:: Your instructions ::
Reproduce the data below verbatim, from its first line through the line containing "data-point: [519, 317, 527, 325]", with both of those lines included.

:: Material provided ::
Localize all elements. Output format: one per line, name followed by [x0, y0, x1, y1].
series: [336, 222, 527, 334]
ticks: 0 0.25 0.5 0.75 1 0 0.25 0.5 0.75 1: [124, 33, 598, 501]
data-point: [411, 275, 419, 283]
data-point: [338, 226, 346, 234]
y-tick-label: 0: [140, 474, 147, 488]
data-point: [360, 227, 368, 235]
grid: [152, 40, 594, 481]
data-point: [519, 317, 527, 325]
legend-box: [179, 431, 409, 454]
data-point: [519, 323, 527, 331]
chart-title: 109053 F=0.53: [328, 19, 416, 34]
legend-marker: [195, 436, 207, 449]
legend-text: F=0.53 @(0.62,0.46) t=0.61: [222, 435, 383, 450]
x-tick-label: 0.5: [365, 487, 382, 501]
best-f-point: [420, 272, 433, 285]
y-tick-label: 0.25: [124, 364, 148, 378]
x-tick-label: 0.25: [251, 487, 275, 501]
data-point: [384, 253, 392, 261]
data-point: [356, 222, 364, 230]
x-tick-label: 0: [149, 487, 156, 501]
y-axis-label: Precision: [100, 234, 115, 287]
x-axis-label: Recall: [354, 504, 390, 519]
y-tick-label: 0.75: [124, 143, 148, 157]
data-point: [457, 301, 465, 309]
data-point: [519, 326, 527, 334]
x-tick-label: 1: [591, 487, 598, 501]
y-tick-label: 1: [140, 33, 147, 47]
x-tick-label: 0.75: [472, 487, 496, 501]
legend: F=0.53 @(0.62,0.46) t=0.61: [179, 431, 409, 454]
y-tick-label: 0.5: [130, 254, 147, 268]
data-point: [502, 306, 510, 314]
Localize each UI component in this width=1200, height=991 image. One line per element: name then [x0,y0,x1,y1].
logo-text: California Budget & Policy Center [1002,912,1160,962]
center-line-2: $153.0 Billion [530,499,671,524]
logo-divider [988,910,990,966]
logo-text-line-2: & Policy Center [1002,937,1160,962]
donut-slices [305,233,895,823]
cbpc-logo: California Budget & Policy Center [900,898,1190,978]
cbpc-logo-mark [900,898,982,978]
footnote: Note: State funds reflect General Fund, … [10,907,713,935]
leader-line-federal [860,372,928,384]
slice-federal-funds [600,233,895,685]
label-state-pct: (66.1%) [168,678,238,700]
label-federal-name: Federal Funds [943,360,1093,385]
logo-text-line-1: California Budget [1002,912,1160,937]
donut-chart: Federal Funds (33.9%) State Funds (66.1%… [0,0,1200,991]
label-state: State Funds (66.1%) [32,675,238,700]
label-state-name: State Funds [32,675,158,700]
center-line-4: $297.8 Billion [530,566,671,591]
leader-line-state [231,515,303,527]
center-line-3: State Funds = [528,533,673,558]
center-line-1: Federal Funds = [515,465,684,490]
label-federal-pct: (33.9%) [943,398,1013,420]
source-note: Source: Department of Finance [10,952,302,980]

:: Full output ::
Localize all elements. Output format: one per line, name followed by [x0, y0, x1, y1].
series: [336, 222, 527, 334]
ticks: 0 0.25 0.5 0.75 1 0 0.25 0.5 0.75 1: [124, 33, 598, 501]
data-point: [411, 275, 419, 283]
data-point: [338, 226, 346, 234]
y-tick-label: 0: [140, 474, 147, 488]
data-point: [360, 227, 368, 235]
grid: [152, 40, 594, 481]
data-point: [519, 317, 527, 325]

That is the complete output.